Saved entries:
= = = =

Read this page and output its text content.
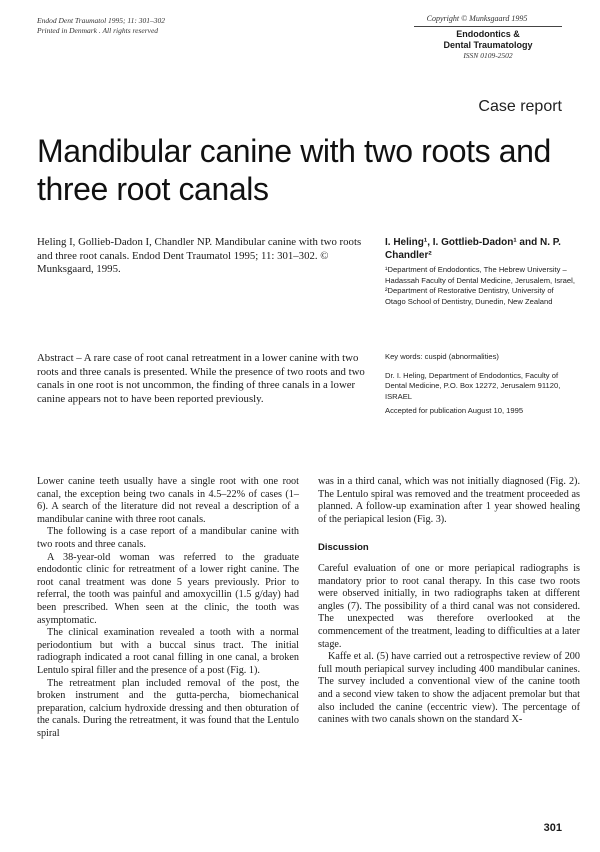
Endod Dent Traumatol 1995; 11: 301–302
Printed in Denmark . All rights reserved
Copyright © Munksgaard 1995
Endodontics &
Dental Traumatology
ISSN 0109-2502
Case report
Mandibular canine with two roots and three root canals
Heling I, Gollieb-Dadon I, Chandler NP. Mandibular canine with two roots and three root canals. Endod Dent Traumatol 1995; 11: 301–302. © Munksgaard, 1995.
I. Heling¹, I. Gottlieb-Dadon¹ and N. P. Chandler²
¹Department of Endodontics, The Hebrew University – Hadassah Faculty of Dental Medicine, Jerusalem, Israel, ²Department of Restorative Dentistry, University of Otago School of Dentistry, Dunedin, New Zealand
Abstract – A rare case of root canal retreatment in a lower canine with two roots and three canals is presented. While the presence of two roots and two canals in one root is not uncommon, the finding of three canals in a lower canine appears not to have been reported previously.
Key words: cuspid (abnormalities)
Dr. I. Heling, Department of Endodontics, Faculty of Dental Medicine, P.O. Box 12272, Jerusalem 91120, ISRAEL
Accepted for publication August 10, 1995

Lower canine teeth usually have a single root with one root canal, the exception being two canals in 4.5–22% of cases (1–6). A search of the literature did not reveal a description of a mandibular canine with three root canals.

The following is a case report of a mandibular canine with two roots and three canals.

A 38-year-old woman was referred to the graduate endodontic clinic for retreatment of a lower right canine. The root canal treatment was done 5 years previously. Prior to referral, the tooth was painful and amoxycillin (1.5 g/day) had been prescribed. When seen at the clinic, the tooth was asymptomatic.

The clinical examination revealed a tooth with a normal periodontium but with a buccal sinus tract. The initial radiograph indicated a root canal filling in one canal, a broken Lentulo spiral filler and the presence of a post (Fig. 1).

The retreatment plan included removal of the post, the broken instrument and the gutta-percha, biomechanical preparation, calcium hydroxide dressing and then obturation of the canals. During the retreatment, it was found that the Lentulo spiral

was in a third canal, which was not initially diagnosed (Fig. 2). The Lentulo spiral was removed and the treatment proceeded as planned. A follow-up examination after 1 year showed healing of the periapical lesion (Fig. 3).

Discussion

Careful evaluation of one or more periapical radiographs is mandatory prior to root canal therapy. In this case two roots were observed initially, in two radiographs taken at different angles (7). The possibility of a third canal was not considered. The unexpected was therefore overlooked at the commencement of the treatment, leading to difficulties at a later stage.

Kaffe et al. (5) have carried out a retrospective review of 200 full mouth periapical survey including 400 mandibular canines. The survey included a conventional view of the canine tooth and a second view taken to show the adjacent premolar but that also included the canine (eccentric view). The percentage of canines with two canals shown on the standard X-

301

= = = =

### What is needed
List each line holding the string "three".

### Answer to this problem
Mandibular canine with two roots and three root canals
Heling I, Gollieb-Dadon I, Chandler NP. Mandibular canine with two roots and three root canals. Endod Dent Traumatol 1995; 11: 301–302. © Munksgaard, 1995.
Abstract – A rare case of root canal retreatment in a lower canine with two roots and three canals is presented. While the presence of two roots and two canals in one root is not uncommon, the finding of three canals in a lower canine appears not to have been reported previously.
Lower canine teeth usually have a single root with one root canal, the exception being two canals in 4.5–22% of cases (1–6). A search of the literature did not reveal a description of a mandibular canine with three root canals.
The following is a case report of a mandibular canine with two roots and three canals.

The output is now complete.